(Dataset excerpt)
+--

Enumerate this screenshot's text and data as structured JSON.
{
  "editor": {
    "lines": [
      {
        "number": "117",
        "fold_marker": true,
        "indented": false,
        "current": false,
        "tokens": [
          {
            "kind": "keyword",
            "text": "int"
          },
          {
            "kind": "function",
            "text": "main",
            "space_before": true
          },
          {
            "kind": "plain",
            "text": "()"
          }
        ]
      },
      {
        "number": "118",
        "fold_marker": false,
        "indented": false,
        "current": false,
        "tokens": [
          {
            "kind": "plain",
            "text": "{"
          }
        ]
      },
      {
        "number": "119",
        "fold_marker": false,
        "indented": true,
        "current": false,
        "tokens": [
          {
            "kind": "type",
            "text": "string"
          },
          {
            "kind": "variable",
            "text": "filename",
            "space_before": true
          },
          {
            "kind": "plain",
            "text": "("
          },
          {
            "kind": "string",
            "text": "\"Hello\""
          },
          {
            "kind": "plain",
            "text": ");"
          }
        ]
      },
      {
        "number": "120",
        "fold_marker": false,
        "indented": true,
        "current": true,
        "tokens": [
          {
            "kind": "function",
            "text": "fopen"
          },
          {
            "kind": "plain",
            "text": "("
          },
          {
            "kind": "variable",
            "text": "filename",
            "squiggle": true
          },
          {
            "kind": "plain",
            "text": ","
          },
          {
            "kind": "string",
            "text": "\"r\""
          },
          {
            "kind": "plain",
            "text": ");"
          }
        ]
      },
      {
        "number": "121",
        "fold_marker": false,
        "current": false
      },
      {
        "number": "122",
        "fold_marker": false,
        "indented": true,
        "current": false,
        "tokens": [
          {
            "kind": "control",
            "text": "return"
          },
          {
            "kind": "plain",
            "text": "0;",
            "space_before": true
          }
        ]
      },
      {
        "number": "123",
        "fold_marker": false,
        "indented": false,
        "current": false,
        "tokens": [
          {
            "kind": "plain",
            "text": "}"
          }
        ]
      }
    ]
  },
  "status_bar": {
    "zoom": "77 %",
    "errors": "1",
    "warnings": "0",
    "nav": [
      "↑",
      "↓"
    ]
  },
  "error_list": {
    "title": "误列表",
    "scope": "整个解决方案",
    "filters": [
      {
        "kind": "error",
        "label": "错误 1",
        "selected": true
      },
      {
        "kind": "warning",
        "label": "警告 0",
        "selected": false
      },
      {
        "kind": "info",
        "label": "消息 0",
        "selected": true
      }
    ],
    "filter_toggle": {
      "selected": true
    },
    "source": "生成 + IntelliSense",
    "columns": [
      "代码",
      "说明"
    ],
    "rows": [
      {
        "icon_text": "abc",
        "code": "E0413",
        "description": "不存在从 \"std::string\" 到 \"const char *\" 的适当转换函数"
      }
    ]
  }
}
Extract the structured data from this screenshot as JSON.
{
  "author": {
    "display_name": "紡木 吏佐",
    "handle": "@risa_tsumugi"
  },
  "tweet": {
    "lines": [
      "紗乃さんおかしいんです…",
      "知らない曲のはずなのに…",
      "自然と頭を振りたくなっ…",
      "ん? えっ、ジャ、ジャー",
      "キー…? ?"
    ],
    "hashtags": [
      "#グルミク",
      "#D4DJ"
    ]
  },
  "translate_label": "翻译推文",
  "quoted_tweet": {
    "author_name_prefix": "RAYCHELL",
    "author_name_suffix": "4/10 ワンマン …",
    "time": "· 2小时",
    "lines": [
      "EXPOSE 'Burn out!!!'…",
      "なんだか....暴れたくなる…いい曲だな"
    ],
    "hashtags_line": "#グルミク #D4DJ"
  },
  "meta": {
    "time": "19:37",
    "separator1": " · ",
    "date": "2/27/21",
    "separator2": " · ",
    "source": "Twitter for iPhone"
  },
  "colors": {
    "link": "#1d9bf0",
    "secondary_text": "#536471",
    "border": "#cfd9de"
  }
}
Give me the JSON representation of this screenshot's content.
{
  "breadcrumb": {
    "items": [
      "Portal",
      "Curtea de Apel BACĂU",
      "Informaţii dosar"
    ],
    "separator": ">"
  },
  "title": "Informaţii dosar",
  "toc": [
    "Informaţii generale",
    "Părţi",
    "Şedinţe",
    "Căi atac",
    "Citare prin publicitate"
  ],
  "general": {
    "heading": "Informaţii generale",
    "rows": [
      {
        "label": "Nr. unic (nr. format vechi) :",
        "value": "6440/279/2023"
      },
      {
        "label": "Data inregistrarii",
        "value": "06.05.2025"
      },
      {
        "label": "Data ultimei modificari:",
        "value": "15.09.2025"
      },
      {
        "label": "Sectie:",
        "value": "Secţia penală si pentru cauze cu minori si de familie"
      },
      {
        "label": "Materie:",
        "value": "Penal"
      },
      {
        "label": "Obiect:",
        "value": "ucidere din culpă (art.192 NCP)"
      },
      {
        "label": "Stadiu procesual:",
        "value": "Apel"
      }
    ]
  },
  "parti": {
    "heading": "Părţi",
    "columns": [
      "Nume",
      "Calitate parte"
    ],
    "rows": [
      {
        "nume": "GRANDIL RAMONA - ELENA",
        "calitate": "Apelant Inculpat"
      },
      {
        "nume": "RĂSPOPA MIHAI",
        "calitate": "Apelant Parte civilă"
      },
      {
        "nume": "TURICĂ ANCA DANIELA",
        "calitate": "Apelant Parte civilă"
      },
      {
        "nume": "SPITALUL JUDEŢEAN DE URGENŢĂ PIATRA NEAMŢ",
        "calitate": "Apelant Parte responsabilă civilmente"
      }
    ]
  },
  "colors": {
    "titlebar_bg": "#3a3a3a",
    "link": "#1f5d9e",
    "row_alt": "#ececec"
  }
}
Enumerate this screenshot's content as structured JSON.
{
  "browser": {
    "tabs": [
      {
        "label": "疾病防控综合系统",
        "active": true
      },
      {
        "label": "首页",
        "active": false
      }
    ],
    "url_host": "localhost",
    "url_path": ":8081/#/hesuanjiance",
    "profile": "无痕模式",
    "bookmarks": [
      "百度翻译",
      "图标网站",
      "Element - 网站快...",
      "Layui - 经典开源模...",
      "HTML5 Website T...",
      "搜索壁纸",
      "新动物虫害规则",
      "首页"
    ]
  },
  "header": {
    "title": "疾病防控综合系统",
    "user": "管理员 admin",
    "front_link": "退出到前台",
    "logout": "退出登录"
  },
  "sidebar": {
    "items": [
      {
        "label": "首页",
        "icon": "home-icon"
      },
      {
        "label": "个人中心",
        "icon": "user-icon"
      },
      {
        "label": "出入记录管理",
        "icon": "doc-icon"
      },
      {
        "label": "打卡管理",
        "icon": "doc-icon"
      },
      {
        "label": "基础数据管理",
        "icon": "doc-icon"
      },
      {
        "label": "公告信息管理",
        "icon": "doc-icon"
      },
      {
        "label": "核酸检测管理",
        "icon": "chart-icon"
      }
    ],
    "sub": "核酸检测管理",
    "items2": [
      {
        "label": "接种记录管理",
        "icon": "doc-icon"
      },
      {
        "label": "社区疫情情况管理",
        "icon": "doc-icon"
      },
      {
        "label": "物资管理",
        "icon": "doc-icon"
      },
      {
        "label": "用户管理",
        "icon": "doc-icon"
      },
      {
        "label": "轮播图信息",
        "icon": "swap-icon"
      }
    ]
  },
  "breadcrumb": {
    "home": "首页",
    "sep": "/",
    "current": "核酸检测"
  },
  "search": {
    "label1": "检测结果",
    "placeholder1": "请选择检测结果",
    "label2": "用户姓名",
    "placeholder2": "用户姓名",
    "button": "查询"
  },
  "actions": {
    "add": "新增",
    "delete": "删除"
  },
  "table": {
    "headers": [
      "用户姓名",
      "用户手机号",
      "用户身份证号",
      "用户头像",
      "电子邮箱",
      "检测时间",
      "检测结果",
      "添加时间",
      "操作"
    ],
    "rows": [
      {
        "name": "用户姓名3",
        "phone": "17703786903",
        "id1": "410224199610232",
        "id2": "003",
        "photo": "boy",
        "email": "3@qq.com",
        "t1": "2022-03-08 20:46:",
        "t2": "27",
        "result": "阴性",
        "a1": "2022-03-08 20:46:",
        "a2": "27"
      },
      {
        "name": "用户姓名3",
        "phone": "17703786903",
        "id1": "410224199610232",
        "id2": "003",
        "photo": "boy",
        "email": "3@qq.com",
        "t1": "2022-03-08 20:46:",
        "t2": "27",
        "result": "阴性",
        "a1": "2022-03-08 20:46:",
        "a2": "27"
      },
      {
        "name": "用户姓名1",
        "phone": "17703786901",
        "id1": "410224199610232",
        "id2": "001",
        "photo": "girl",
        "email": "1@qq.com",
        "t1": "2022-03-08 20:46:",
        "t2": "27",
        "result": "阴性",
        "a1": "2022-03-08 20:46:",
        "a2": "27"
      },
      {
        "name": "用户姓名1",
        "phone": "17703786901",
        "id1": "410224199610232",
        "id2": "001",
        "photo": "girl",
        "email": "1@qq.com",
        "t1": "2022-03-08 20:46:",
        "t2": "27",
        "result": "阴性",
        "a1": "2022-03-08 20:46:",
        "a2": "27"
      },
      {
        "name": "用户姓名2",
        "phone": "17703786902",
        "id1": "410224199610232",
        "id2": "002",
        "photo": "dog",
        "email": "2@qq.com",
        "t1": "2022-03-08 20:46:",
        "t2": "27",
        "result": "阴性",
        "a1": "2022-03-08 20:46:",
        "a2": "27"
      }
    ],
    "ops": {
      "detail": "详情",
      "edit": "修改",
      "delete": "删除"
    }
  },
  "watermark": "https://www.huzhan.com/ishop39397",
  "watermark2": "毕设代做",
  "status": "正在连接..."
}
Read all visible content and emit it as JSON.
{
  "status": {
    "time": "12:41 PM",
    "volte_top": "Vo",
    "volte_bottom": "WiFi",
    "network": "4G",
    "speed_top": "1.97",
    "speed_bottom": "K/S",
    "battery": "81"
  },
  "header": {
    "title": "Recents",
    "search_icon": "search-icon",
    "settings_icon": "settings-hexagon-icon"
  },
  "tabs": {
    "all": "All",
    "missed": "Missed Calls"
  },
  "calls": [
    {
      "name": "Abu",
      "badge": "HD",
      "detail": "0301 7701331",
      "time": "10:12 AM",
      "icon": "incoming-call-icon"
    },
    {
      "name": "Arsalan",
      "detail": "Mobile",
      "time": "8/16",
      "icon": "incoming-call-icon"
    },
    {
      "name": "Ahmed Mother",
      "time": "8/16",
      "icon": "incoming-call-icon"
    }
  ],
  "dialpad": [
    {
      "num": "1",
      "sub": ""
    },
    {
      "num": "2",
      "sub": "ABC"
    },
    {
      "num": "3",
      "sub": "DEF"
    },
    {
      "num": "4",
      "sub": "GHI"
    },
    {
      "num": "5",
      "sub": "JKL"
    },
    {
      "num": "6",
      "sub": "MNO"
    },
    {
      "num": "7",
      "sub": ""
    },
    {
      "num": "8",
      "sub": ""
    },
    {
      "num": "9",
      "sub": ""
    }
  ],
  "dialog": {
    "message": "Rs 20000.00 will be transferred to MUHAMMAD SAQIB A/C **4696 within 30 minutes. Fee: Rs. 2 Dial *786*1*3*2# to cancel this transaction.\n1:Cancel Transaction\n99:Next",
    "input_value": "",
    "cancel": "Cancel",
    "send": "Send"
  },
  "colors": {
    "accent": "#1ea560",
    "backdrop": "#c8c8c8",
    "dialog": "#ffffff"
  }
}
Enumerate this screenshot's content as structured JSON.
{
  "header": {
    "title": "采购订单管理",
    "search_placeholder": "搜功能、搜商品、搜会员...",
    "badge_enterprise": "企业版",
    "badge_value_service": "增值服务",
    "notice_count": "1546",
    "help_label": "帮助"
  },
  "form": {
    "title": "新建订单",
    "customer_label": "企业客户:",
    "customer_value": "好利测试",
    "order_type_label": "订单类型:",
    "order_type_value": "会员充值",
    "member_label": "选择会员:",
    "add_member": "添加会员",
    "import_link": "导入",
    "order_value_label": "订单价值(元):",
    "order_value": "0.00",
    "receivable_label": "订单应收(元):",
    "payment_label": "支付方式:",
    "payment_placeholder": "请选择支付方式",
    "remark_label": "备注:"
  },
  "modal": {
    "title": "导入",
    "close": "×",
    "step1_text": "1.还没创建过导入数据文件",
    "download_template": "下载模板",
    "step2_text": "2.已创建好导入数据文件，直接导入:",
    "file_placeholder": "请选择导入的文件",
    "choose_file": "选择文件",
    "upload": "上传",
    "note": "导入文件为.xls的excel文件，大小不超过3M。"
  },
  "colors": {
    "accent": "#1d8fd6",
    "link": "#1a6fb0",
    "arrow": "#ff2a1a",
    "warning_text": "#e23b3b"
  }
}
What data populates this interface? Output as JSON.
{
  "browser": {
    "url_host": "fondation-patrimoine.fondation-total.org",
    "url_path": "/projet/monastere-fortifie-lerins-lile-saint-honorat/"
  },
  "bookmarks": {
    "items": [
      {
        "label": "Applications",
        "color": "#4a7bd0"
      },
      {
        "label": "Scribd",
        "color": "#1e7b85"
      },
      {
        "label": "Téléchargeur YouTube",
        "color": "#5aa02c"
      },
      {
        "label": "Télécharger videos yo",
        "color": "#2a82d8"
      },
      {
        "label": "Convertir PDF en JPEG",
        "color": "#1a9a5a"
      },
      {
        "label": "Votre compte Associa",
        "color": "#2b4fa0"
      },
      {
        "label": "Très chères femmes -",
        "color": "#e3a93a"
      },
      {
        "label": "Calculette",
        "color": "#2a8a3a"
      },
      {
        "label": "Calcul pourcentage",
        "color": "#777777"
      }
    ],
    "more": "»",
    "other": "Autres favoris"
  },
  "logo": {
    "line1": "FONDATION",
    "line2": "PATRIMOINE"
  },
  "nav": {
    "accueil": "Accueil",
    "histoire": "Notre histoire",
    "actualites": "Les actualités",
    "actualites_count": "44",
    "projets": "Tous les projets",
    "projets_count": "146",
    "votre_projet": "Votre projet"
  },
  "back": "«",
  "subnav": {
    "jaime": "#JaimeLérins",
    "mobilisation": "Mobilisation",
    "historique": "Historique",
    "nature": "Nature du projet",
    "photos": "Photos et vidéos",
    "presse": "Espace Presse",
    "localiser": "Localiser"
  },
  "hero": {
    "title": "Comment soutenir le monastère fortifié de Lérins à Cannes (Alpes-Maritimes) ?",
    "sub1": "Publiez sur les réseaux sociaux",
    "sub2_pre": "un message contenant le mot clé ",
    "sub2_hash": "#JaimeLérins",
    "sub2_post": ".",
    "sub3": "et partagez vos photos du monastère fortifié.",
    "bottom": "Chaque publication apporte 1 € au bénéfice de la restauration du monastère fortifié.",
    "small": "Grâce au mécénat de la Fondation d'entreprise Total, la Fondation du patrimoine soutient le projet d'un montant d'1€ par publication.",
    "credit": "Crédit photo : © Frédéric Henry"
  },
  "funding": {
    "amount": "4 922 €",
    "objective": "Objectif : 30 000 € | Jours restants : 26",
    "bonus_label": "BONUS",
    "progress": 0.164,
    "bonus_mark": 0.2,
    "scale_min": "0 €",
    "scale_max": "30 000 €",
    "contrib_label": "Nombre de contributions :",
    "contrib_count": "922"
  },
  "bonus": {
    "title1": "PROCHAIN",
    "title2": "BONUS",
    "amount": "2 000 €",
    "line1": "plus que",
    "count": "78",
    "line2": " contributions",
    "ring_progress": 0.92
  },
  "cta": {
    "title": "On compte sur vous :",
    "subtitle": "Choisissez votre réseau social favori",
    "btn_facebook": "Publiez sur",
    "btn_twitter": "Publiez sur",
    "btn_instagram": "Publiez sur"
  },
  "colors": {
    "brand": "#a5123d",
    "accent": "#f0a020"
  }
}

+--

- **What to work on**: Identify every line above that includes the word "structured", and show those lines.

- **Response below**:
Enumerate this screenshot's text and data as structured JSON.
Extract the structured data from this screenshot as JSON.
Enumerate this screenshot's content as structured JSON.
Enumerate this screenshot's content as structured JSON.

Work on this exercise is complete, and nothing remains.